Crypto Lending Annual Interest Rates as of 5/30/19

TL:DR Crypto lending today is primarily driven by speculation. Brokerage margin lending is the closest real-world comparison, justifying current crypto rates of 8–10%. As more potential lenders get comfortable with the technical risks, the supply of lenders will start to outweigh the demand of borrowers and margins will eventually compress. While speculation is the primary use case for crypto lending, I am optimistic there will be additional use cases for crypto lending as the technology and ecosystem matures (credit scoring, insurance, etc.)

Crypto lending has grown significantly over the past 18 months and has gained even more attention as of late given attractive interest rates relative to typical savings accounts that earn roughly 2% APR.

Looking at a P2P crypto lending platform like Dharma, lenders can currently earn 8% by lending their USDC, a USD stablecoin formed as a partnership between Circle and Coinbase and 11% for Dai, MakerDAO’s stablecoin that is also designed to be pegged to $1 USD.
____________
### PROBLEMS TO WORK ON
A: Reproduce the part of the crypto lending text starting with "Crypto Lending Annual" and going on through "that earn roughly 2% APR.".
B: Resume the crypto lending text right after its last sentence, keeping the same topic and tone.
The lines that come after this have nothing to do with what you're asked to do.

### Element placement data
____________
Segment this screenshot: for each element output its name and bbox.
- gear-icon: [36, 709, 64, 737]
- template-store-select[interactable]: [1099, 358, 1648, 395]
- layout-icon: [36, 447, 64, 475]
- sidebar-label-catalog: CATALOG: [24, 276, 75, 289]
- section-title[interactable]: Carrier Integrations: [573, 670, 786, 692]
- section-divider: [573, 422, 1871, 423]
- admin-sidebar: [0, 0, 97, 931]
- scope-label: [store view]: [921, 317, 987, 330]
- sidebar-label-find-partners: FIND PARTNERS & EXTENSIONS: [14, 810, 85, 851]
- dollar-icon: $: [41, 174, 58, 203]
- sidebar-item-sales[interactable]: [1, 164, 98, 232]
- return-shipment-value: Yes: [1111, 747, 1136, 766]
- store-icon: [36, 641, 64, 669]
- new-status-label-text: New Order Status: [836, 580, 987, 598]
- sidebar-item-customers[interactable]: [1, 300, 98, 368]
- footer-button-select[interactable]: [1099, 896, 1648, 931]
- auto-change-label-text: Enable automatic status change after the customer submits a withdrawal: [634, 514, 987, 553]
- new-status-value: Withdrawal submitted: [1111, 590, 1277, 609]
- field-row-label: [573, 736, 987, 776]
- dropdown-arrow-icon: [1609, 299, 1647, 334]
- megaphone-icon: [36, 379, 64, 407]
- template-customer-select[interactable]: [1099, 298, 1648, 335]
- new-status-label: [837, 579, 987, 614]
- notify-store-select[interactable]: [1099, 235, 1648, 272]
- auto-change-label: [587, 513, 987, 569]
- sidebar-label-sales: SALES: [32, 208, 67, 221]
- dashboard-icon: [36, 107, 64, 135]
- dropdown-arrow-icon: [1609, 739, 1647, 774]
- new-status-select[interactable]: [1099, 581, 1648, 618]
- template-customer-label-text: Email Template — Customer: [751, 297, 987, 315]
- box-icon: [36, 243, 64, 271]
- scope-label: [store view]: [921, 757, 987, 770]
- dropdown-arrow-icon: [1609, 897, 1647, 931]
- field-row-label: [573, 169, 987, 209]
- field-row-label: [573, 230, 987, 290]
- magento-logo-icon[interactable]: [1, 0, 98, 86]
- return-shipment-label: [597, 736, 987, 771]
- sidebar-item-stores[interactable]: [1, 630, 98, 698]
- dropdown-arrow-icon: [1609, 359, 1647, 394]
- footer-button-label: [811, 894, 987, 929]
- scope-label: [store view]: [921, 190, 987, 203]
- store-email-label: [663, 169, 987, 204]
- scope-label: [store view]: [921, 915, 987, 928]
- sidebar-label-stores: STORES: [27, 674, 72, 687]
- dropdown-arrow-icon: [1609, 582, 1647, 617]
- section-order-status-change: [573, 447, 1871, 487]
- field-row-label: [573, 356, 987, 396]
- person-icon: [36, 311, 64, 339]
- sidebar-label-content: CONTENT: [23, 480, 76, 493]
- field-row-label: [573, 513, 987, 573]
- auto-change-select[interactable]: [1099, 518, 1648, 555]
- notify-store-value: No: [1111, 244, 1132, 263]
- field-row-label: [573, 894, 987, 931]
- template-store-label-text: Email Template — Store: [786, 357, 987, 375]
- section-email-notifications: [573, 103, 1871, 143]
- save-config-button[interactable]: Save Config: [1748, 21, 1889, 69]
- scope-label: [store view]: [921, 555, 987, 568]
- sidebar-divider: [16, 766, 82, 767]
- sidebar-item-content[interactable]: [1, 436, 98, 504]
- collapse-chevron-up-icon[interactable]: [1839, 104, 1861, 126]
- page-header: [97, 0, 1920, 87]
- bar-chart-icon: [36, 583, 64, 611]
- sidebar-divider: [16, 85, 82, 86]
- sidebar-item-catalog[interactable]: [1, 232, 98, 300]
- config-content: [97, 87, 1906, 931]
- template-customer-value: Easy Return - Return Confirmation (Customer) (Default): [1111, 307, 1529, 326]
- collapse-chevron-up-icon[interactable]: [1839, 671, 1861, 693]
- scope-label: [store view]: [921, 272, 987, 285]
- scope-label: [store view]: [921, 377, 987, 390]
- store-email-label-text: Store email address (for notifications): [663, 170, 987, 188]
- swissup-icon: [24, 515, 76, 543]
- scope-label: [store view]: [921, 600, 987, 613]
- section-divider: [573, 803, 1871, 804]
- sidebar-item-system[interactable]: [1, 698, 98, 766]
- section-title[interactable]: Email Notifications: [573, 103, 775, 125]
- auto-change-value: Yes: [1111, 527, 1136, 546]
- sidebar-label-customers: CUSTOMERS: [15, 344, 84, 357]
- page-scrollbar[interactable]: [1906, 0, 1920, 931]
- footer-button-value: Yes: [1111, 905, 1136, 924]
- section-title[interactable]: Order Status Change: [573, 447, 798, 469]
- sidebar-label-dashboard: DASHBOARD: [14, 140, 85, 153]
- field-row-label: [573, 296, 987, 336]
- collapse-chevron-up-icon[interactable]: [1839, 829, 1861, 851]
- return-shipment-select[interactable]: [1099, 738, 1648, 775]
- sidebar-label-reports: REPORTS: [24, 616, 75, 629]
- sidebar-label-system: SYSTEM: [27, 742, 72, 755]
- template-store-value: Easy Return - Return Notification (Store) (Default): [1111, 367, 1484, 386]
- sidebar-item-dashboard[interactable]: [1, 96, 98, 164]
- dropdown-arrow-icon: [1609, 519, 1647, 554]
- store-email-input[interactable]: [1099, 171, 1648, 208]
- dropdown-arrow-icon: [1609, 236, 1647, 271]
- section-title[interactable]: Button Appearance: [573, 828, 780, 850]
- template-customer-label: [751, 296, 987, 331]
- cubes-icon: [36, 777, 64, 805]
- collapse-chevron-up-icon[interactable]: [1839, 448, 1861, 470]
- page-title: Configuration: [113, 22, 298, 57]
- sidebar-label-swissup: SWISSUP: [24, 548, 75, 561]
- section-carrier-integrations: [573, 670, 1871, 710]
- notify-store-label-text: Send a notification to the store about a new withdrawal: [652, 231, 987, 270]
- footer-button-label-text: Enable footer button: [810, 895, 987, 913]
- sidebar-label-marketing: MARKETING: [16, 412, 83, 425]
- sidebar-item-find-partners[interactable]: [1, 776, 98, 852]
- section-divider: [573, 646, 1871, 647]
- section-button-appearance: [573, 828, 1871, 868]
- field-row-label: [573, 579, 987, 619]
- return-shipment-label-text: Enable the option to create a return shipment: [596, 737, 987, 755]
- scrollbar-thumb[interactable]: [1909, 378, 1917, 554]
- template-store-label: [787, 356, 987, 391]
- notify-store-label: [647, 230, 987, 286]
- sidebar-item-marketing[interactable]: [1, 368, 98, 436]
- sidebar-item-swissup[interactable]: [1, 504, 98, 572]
____________
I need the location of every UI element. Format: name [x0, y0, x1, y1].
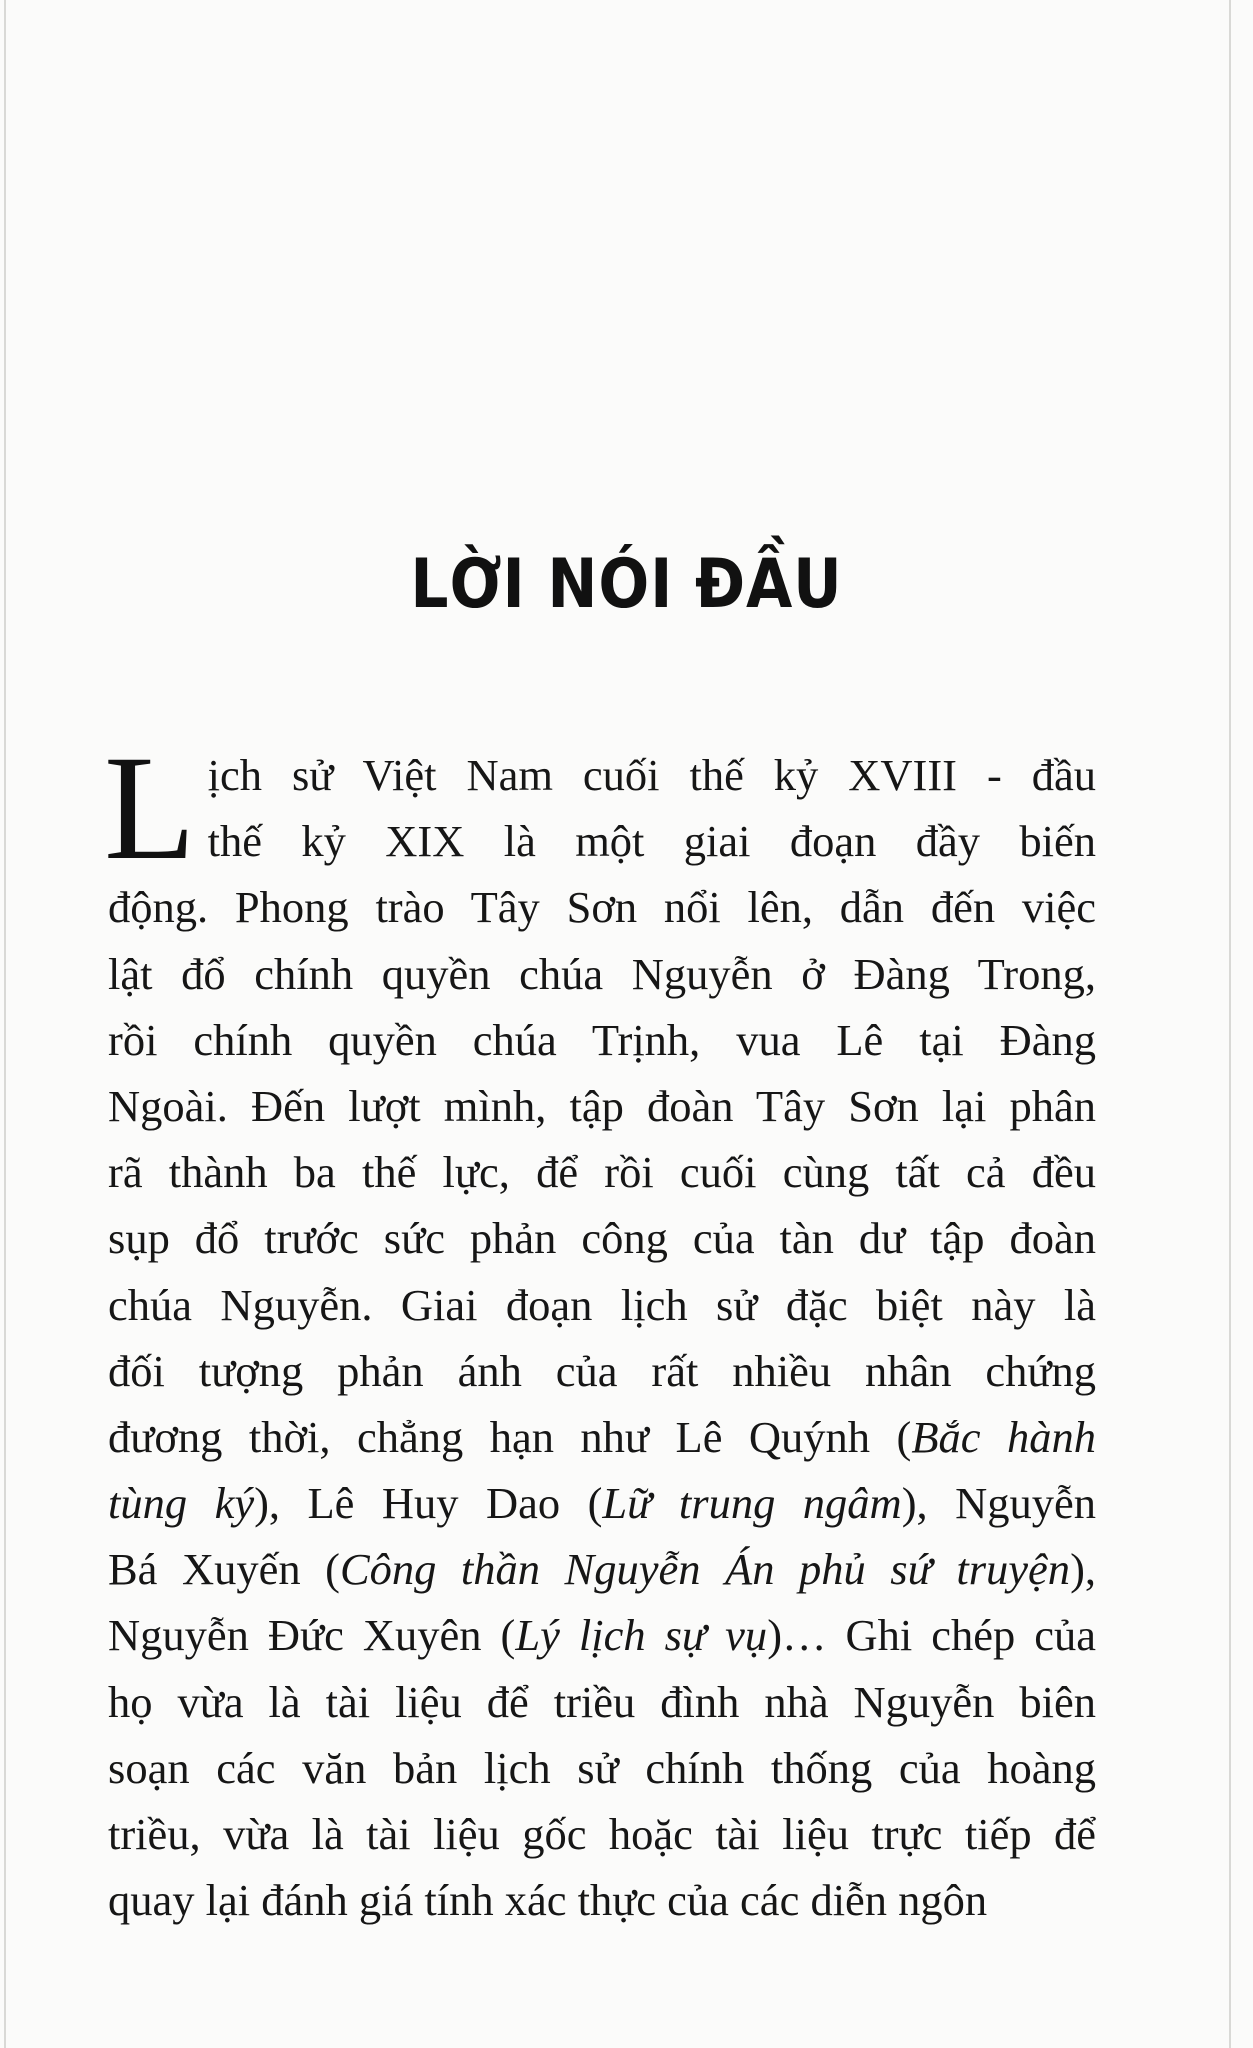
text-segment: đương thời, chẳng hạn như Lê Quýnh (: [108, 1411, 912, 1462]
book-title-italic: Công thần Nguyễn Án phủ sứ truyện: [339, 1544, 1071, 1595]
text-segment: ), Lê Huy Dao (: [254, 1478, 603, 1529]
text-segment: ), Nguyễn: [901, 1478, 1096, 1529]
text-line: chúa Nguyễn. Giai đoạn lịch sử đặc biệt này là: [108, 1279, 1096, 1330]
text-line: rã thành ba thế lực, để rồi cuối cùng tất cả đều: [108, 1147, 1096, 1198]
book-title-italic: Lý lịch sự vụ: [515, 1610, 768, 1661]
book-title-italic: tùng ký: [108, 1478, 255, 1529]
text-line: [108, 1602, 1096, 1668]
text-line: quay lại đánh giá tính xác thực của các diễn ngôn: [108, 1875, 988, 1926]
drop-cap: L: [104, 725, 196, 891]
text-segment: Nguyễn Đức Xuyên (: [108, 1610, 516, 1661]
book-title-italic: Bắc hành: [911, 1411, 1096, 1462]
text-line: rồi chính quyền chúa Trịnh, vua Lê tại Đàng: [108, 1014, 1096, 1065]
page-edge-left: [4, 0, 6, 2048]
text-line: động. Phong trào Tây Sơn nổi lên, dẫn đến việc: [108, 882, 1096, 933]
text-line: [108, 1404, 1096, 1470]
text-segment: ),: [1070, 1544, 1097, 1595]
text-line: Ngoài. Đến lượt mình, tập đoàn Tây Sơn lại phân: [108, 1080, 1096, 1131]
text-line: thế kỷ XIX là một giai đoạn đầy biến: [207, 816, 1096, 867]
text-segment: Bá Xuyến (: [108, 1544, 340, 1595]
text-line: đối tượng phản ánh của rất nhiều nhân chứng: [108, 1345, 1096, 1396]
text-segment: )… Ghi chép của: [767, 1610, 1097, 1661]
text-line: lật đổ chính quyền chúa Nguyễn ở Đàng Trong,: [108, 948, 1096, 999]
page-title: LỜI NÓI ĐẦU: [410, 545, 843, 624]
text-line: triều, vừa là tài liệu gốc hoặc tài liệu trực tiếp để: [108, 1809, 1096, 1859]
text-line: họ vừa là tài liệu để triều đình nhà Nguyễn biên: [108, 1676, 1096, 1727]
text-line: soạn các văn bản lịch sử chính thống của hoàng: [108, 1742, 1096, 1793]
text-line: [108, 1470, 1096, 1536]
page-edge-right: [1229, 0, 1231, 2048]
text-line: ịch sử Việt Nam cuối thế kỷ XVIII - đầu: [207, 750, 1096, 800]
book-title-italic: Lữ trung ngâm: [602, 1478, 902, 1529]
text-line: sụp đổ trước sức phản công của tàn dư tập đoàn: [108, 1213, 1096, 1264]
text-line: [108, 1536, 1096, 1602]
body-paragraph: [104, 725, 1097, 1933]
____________
### THE RESPONSES
A:
Crypto Lending Annual Interest Rates as of 5/30/19

TL:DR Crypto lending today is primarily driven by speculation. Brokerage margin lending is the closest real-world comparison, justifying current crypto rates of 8–10%. As more potential lenders get comfortable with the technical risks, the supply of lenders will start to outweigh the demand of borrowers and margins will eventually compress. While speculation is the primary use case for crypto lending, I am optimistic there will be additional use cases for crypto lending as the technology and ecosystem matures (credit scoring, insurance, etc.)

Crypto lending has grown significantly over the past 18 months and has gained even more attention as of late given attractive interest rates relative to typical savings accounts that earn roughly 2% APR.

B:
On the surface, these rates may sound too good to be true. But, for every lender, there must be a borrower. So who is borrowing at double digit rates?

Crypto Lenders

Because cryptocurrencies are so volatile, almost all crypto loans are over-collateralized. In general, they require collateral ratios of 150%+ to secure a loan, which provides some safe guards for lenders to manage counterparty risk. So a potential borrower would need to put up at least $15,000 worth of crypto (BTC, ETH, etc) as collateral to get a $10,000 loan.

There are two major types of players in the crypto lending market, Custodial and Non-Custodial lenders. The main trade-off between custodial and non-custodial lenders is around Counterparty Risk (trusting a company) vs. Technical Risk (trusting code).

With custodial lending, I am trusting that the entity will safely custody my crypto assets and limit counterparty risk from potential borrowers, ensuring my loan gets paid back in full and on time.

With non-custodial lending, I trust that the smart contract code will run as designed and does not have any bugs that will result in lost funds / hacks.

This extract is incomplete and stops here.